** Stated exercise **
Return every line of the records below verbatim, with no pictures in the copy.

** Input records **
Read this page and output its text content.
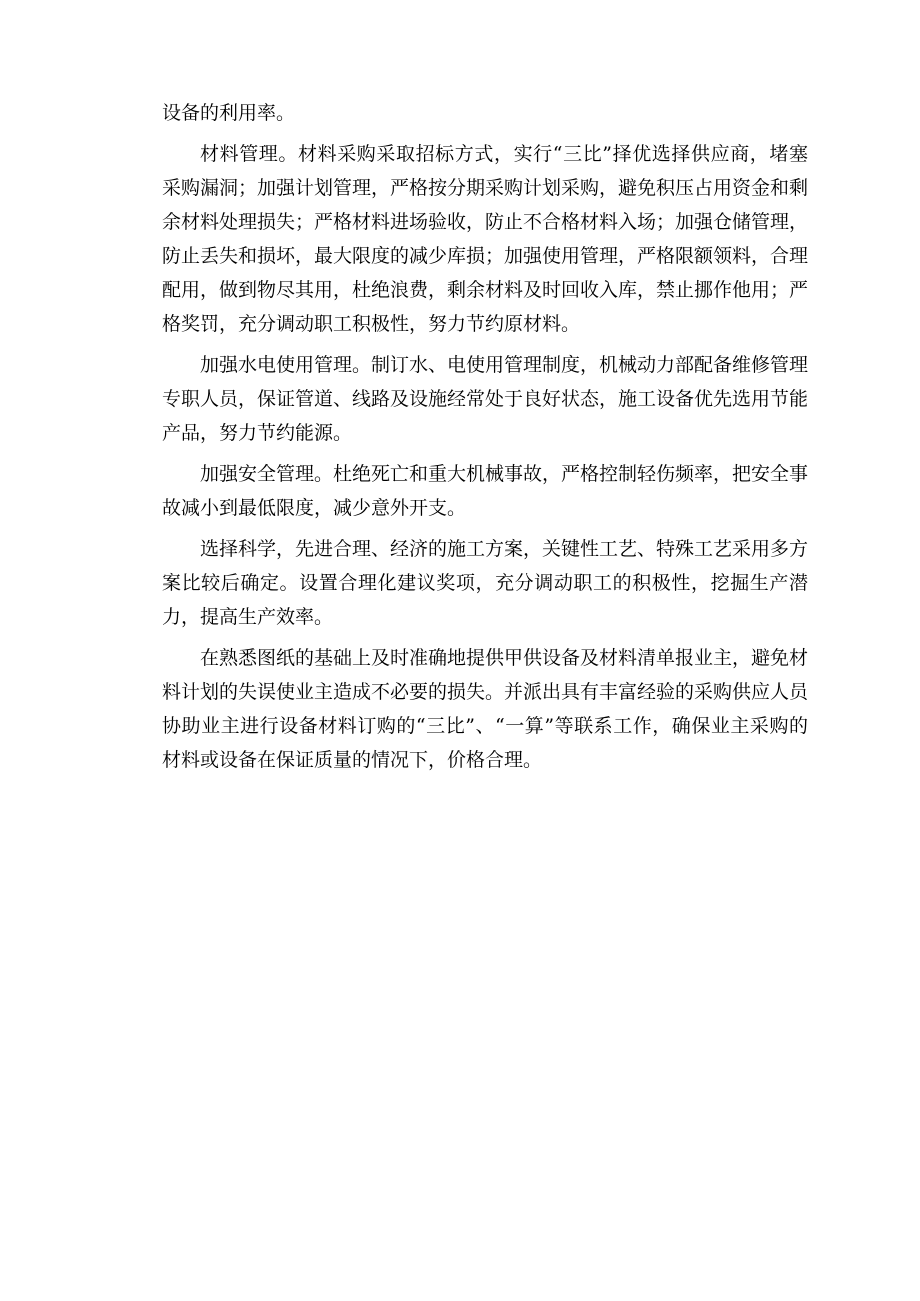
设备的利用率。

材料管理。材料采购采取招标方式，实行“三比”择优选择供应商，堵塞采购漏洞；加强计划管理，严格按分期采购计划采购，避免积压占用资金和剩余材料处理损失；严格材料进场验收，防止不合格材料入场；加强仓储管理，防止丢失和损坏，最大限度的减少库损；加强使用管理，严格限额领料，合理配用，做到物尽其用，杜绝浪费，剩余材料及时回收入库，禁止挪作他用；严格奖罚，充分调动职工积极性，努力节约原材料。

加强水电使用管理。制订水、电使用管理制度，机械动力部配备维修管理专职人员，保证管道、线路及设施经常处于良好状态，施工设备优先选用节能产品，努力节约能源。

加强安全管理。杜绝死亡和重大机械事故，严格控制轻伤频率，把安全事故减小到最低限度，减少意外开支。

选择科学，先进合理、经济的施工方案，关键性工艺、特殊工艺采用多方案比较后确定。设置合理化建议奖项，充分调动职工的积极性，挖掘生产潜力，提高生产效率。

在熟悉图纸的基础上及时准确地提供甲供设备及材料清单报业主，避免材料计划的失误使业主造成不必要的损失。并派出具有丰富经验的采购供应人员协助业主进行设备材料订购的“三比”、“一算”等联系工作，确保业主采购的材料或设备在保证质量的情况下，价格合理。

** Result of this task **
Read this page and output its text content.
设备的利用率。

材料管理。材料采购采取招标方式，实行“三比”择优选择供应商，堵塞采购漏洞；加强计划管理，严格按分期采购计划采购，避免积压占用资金和剩余材料处理损失；严格材料进场验收，防止不合格材料入场；加强仓储管理，防止丢失和损坏，最大限度的减少库损；加强使用管理，严格限额领料，合理配用，做到物尽其用，杜绝浪费，剩余材料及时回收入库，禁止挪作他用；严格奖罚，充分调动职工积极性，努力节约原材料。

加强水电使用管理。制订水、电使用管理制度，机械动力部配备维修管理专职人员，保证管道、线路及设施经常处于良好状态，施工设备优先选用节能产品，努力节约能源。

加强安全管理。杜绝死亡和重大机械事故，严格控制轻伤频率，把安全事故减小到最低限度，减少意外开支。

选择科学，先进合理、经济的施工方案，关键性工艺、特殊工艺采用多方案比较后确定。设置合理化建议奖项，充分调动职工的积极性，挖掘生产潜力，提高生产效率。

在熟悉图纸的基础上及时准确地提供甲供设备及材料清单报业主，避免材料计划的失误使业主造成不必要的损失。并派出具有丰富经验的采购供应人员协助业主进行设备材料订购的“三比”、“一算”等联系工作，确保业主采购的材料或设备在保证质量的情况下，价格合理。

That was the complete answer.